#### YOUR OBJECTIVE:
State how many lines of the entries hold the string "kering", and output nothing but that count.
— Start THE RECORDS —
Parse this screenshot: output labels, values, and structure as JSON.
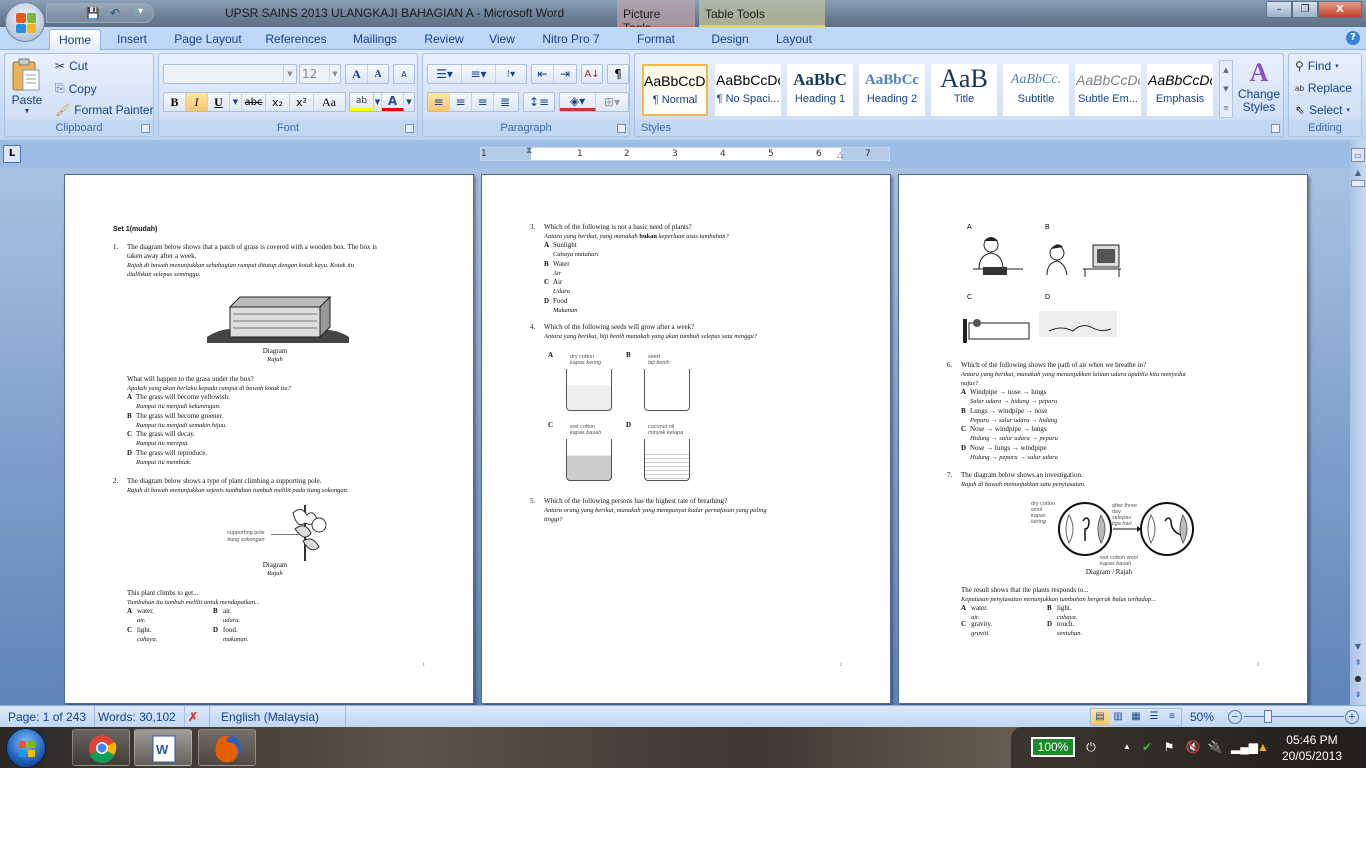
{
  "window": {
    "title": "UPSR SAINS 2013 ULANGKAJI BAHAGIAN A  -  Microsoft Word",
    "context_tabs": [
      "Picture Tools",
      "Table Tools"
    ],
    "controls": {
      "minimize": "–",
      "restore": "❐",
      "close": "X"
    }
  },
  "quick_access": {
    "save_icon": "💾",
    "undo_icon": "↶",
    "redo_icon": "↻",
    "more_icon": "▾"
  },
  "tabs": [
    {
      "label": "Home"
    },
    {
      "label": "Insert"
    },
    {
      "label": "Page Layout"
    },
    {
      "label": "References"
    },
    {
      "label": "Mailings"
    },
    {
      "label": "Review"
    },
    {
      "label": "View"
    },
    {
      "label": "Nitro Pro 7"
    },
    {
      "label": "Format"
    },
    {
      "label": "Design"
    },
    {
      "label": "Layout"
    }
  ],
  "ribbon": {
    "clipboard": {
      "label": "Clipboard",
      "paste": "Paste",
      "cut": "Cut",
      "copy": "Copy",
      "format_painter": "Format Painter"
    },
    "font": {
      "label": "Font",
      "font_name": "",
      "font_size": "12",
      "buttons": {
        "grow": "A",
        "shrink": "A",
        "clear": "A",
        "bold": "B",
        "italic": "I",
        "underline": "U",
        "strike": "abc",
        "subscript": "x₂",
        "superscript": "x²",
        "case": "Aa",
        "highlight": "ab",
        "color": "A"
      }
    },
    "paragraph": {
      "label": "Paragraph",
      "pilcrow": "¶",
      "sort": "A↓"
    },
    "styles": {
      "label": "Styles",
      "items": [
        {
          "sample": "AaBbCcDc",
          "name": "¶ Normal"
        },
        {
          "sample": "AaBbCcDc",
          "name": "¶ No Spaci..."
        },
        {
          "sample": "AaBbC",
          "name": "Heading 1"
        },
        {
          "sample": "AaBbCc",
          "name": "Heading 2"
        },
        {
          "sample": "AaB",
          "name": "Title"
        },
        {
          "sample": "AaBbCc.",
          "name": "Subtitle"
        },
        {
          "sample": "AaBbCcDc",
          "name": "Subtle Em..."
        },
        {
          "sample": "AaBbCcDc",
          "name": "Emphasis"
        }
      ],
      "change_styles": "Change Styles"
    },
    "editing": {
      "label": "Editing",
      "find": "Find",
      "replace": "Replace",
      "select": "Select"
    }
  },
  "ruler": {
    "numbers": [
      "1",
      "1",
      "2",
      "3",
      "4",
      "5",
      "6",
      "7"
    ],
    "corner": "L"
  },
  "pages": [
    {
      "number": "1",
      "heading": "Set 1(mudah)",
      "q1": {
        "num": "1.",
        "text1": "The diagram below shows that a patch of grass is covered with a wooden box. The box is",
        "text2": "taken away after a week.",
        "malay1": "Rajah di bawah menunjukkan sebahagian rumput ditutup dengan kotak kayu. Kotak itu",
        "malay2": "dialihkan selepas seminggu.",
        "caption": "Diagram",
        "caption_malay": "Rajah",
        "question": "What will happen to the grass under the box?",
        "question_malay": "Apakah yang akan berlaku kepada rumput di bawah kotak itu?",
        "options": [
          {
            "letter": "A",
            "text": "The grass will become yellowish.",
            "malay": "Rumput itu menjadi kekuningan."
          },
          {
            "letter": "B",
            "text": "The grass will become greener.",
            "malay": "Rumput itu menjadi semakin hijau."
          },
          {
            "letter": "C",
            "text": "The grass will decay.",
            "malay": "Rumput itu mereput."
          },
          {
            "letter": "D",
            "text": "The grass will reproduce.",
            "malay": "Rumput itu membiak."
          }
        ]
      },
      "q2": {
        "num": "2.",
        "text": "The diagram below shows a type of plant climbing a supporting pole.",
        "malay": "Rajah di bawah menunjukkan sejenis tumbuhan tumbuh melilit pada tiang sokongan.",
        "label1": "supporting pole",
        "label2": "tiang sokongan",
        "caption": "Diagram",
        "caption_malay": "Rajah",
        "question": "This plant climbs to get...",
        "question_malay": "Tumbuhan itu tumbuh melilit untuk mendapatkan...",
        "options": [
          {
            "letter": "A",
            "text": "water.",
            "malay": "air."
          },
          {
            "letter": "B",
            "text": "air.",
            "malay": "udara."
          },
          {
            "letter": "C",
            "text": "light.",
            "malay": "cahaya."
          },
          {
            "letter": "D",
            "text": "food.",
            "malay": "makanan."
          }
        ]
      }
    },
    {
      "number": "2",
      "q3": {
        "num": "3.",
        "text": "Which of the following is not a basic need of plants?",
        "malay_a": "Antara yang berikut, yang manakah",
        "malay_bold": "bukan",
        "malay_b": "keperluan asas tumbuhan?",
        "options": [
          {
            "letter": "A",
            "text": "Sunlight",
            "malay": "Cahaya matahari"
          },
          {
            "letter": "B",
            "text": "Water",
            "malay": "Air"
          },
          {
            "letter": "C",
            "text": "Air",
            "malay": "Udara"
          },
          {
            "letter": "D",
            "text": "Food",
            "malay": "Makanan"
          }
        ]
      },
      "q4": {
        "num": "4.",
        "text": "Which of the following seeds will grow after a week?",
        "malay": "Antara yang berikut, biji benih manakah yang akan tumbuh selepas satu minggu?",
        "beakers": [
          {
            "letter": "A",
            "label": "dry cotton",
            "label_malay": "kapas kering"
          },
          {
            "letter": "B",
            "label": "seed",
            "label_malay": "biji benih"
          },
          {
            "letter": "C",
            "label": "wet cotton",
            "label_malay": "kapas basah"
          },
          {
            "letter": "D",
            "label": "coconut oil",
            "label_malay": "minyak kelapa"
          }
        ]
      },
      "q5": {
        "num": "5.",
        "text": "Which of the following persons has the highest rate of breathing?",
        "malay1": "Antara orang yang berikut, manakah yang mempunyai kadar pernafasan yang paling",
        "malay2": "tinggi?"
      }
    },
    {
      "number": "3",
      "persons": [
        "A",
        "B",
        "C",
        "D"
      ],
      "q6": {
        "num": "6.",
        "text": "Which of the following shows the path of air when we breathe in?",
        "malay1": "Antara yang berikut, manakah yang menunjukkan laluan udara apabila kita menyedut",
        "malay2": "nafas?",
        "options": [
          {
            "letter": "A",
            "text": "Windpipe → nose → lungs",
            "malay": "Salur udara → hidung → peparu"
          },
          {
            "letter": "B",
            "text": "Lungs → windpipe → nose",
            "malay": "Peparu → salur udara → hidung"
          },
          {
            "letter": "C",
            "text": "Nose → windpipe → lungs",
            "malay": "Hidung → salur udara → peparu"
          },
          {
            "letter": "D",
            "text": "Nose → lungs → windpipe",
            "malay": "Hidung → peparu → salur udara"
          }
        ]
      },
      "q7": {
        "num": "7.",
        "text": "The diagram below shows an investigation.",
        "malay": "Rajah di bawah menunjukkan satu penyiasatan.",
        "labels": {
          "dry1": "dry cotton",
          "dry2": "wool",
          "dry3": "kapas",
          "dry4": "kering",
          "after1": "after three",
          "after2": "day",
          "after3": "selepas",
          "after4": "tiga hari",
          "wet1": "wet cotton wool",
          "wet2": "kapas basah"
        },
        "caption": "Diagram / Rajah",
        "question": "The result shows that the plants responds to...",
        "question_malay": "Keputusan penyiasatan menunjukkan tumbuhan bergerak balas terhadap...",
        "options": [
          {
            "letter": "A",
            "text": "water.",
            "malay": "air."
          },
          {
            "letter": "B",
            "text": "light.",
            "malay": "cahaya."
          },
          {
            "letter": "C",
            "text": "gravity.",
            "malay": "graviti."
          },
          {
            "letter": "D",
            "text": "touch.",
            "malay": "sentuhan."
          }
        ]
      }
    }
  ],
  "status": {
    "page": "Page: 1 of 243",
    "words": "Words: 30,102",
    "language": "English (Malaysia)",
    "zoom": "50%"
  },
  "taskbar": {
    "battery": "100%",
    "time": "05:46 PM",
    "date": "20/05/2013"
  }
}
— End THE RECORDS —
— Start THE RECORDS —
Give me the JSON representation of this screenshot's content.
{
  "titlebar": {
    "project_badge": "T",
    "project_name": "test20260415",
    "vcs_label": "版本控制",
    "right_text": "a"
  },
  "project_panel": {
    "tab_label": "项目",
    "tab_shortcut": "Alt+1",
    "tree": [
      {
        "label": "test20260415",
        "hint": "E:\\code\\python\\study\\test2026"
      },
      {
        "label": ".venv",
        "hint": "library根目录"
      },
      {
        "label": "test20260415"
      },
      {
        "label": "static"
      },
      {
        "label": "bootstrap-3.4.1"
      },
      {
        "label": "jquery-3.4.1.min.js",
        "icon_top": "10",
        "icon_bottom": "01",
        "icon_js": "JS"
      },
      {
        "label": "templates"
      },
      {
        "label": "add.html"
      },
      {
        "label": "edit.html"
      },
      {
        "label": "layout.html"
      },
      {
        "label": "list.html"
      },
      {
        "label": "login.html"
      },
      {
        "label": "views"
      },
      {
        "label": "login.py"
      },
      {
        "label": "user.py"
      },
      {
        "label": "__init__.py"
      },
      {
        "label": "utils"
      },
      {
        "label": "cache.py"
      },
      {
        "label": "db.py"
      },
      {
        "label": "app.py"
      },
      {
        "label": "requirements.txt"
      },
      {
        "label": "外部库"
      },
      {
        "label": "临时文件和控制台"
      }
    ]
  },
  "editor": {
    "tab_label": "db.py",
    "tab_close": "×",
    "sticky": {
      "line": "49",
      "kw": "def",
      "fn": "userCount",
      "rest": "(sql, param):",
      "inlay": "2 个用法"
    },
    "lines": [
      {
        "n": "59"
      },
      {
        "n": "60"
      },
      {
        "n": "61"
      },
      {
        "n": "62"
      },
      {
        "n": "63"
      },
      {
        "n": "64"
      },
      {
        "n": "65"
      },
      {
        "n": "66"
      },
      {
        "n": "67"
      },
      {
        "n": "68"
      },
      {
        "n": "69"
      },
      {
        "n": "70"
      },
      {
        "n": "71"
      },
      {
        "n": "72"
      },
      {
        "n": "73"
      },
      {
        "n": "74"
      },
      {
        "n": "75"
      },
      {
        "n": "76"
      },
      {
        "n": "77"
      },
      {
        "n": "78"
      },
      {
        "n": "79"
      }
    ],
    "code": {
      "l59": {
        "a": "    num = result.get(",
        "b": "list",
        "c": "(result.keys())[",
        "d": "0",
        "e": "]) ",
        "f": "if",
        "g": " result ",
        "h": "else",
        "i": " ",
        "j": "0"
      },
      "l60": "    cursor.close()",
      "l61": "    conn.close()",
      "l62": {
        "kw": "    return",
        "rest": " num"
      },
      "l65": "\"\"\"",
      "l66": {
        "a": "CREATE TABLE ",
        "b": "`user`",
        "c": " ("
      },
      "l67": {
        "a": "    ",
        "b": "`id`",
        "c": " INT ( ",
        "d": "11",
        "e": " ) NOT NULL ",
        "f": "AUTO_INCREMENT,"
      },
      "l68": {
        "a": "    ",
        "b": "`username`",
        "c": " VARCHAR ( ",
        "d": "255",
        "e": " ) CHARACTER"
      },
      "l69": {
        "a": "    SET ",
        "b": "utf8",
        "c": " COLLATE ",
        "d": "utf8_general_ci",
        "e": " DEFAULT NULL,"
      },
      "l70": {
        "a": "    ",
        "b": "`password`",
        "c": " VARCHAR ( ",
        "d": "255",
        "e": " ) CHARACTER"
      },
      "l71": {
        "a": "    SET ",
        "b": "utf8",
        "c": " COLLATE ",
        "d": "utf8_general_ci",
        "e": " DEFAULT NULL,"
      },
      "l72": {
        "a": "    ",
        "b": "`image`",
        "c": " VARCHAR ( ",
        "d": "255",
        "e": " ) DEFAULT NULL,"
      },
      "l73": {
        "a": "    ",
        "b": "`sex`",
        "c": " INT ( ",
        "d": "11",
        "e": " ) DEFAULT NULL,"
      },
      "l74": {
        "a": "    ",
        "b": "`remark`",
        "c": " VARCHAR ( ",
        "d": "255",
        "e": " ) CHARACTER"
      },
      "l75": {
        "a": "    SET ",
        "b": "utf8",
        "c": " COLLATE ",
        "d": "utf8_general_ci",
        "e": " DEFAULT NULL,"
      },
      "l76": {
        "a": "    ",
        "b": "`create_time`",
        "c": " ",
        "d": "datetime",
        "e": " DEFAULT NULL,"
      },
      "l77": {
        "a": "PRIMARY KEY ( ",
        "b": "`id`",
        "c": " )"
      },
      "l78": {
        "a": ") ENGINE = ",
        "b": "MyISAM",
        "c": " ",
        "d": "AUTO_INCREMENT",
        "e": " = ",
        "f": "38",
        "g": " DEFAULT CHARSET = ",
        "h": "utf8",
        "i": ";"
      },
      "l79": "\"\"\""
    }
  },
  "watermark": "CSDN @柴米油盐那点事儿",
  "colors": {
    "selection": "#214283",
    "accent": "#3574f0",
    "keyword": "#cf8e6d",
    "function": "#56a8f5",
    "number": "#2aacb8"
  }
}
— End THE RECORDS —
#### FULL ANSWER:
2